* **PROBLEM STATEMENT**:
Gather all lines with "suplementar" from the records.

## START RECORDS TO PROCESS

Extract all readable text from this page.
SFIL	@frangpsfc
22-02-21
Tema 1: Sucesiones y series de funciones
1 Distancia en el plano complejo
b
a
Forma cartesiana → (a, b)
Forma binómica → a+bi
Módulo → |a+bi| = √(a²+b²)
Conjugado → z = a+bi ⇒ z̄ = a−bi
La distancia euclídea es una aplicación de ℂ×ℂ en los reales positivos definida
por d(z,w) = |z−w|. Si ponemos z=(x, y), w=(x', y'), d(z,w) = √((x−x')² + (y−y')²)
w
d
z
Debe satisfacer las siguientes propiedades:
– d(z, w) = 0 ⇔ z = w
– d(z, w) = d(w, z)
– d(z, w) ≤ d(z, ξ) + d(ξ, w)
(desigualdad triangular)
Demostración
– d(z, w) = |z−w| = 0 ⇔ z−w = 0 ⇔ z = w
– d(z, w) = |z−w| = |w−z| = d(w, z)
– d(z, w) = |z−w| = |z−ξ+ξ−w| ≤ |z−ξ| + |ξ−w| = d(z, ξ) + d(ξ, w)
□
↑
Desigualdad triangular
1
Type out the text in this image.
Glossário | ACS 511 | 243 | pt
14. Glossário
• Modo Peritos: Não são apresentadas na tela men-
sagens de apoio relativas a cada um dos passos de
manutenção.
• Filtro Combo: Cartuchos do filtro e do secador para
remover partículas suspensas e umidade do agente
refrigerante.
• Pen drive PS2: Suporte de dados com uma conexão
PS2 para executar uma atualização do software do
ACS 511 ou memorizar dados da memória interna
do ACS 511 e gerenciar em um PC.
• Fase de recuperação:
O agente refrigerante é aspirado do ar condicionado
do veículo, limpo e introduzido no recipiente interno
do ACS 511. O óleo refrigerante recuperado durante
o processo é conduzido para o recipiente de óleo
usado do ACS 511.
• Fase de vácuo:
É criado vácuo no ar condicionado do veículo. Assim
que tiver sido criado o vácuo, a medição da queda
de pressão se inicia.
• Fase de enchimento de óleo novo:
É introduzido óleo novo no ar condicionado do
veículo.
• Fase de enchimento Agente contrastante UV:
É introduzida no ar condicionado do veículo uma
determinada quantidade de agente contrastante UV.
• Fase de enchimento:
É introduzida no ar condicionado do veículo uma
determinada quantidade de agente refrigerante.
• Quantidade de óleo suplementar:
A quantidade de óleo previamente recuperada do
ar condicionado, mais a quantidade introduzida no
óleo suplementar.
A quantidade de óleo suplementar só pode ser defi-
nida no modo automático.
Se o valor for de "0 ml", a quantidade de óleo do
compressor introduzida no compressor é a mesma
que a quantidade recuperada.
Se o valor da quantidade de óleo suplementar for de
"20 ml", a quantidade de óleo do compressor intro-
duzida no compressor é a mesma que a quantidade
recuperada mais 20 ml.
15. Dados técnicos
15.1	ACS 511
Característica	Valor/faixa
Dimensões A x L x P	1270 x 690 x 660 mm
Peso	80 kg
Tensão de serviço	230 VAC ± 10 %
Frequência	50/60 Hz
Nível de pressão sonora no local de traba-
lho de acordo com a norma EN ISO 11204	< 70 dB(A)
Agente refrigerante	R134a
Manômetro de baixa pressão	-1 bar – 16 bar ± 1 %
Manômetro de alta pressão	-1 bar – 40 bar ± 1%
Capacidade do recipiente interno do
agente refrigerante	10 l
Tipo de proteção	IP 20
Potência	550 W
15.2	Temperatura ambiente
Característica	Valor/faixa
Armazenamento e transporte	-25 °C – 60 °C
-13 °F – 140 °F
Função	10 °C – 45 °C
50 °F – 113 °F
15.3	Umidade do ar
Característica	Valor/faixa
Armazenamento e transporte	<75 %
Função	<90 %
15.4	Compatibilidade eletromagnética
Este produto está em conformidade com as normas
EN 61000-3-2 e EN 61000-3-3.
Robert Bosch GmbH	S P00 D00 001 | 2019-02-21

## END RECORDS TO PROCESS

* **RESPONSE FOR THIS EXERCISE**:
• Quantidade de óleo suplementar:
óleo suplementar.
A quantidade de óleo suplementar só pode ser defi-
Se o valor da quantidade de óleo suplementar for de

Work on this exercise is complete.